- _INPUT_:
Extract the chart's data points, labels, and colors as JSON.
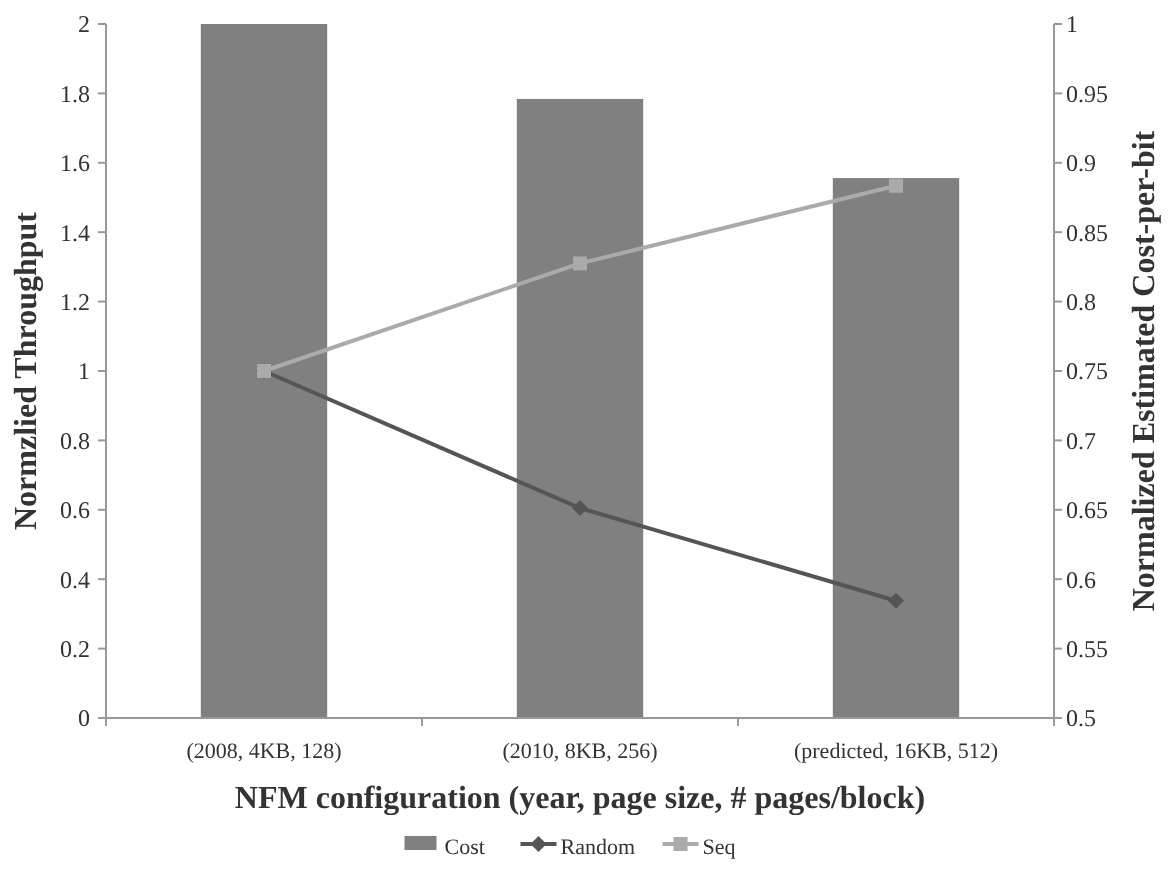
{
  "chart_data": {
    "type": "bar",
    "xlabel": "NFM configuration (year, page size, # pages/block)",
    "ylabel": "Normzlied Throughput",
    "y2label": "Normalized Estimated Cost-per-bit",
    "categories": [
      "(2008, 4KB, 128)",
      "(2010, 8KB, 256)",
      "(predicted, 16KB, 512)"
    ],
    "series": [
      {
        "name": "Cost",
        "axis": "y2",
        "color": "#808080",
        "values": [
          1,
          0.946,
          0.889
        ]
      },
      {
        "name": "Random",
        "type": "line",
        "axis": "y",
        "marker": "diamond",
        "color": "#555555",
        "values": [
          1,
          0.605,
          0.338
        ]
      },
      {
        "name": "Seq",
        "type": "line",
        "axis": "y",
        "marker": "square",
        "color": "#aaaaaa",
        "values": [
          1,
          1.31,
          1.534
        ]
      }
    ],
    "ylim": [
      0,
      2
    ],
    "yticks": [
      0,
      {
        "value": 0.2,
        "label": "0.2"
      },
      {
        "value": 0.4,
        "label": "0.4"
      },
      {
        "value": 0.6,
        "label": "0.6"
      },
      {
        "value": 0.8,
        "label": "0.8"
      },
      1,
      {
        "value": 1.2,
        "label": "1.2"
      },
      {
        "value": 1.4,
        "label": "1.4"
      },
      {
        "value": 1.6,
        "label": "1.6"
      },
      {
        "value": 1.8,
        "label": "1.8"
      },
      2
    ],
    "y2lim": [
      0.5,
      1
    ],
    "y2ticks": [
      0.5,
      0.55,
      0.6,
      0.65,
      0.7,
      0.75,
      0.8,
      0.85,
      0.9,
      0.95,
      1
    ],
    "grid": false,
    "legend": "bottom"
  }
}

==

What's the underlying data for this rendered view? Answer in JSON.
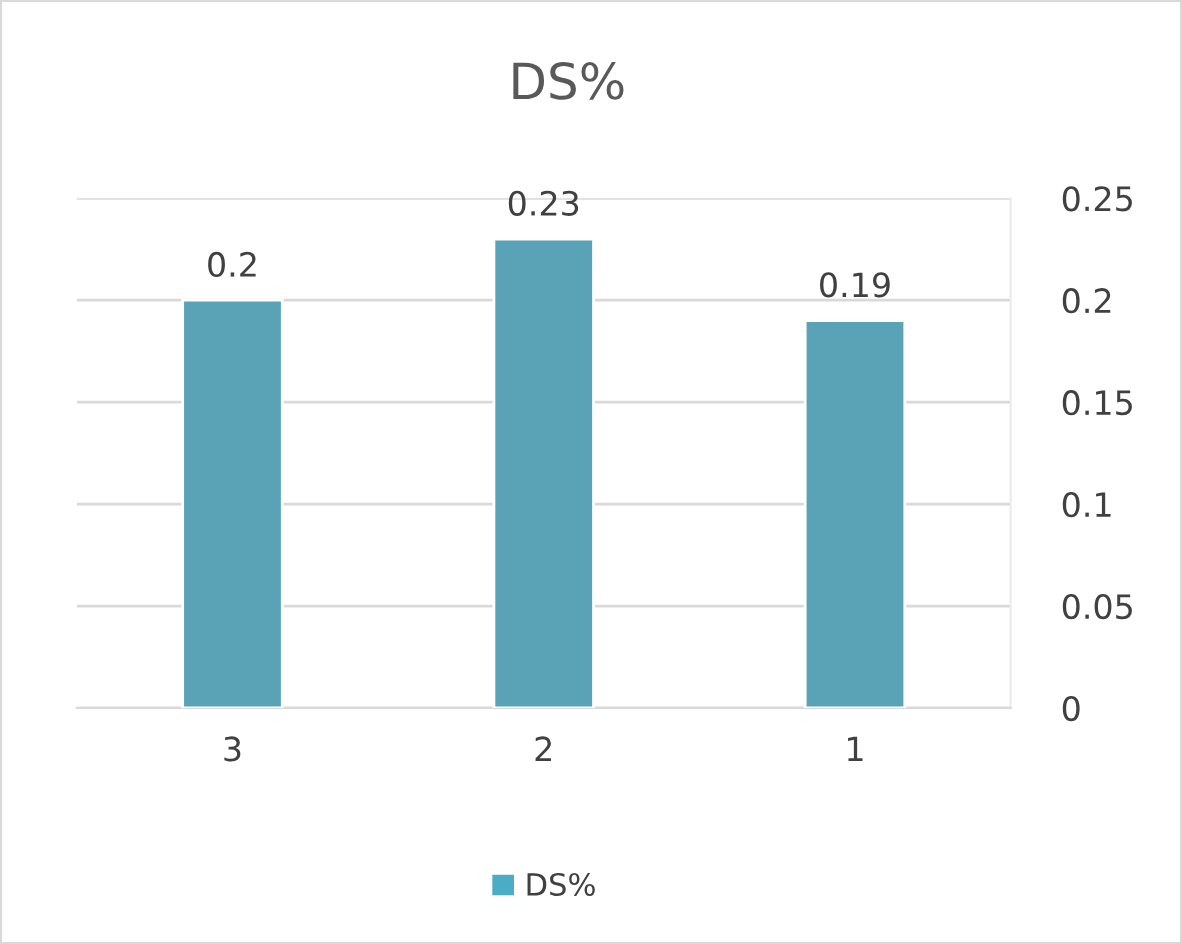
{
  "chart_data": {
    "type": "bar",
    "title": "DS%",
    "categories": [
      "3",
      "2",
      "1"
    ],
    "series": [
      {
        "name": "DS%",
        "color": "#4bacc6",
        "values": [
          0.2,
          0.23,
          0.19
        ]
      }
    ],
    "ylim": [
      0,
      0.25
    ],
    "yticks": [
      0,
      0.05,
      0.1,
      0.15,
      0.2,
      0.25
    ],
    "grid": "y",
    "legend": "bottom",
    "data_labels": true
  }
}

- _OBJECTIVE_: Your task is to gather all lines from the entries above that hold the word "name".

- _FINAL RESULT_:
        "name": "Cost",
        "name": "Random",
        "name": "Seq",
        "name": "DS%",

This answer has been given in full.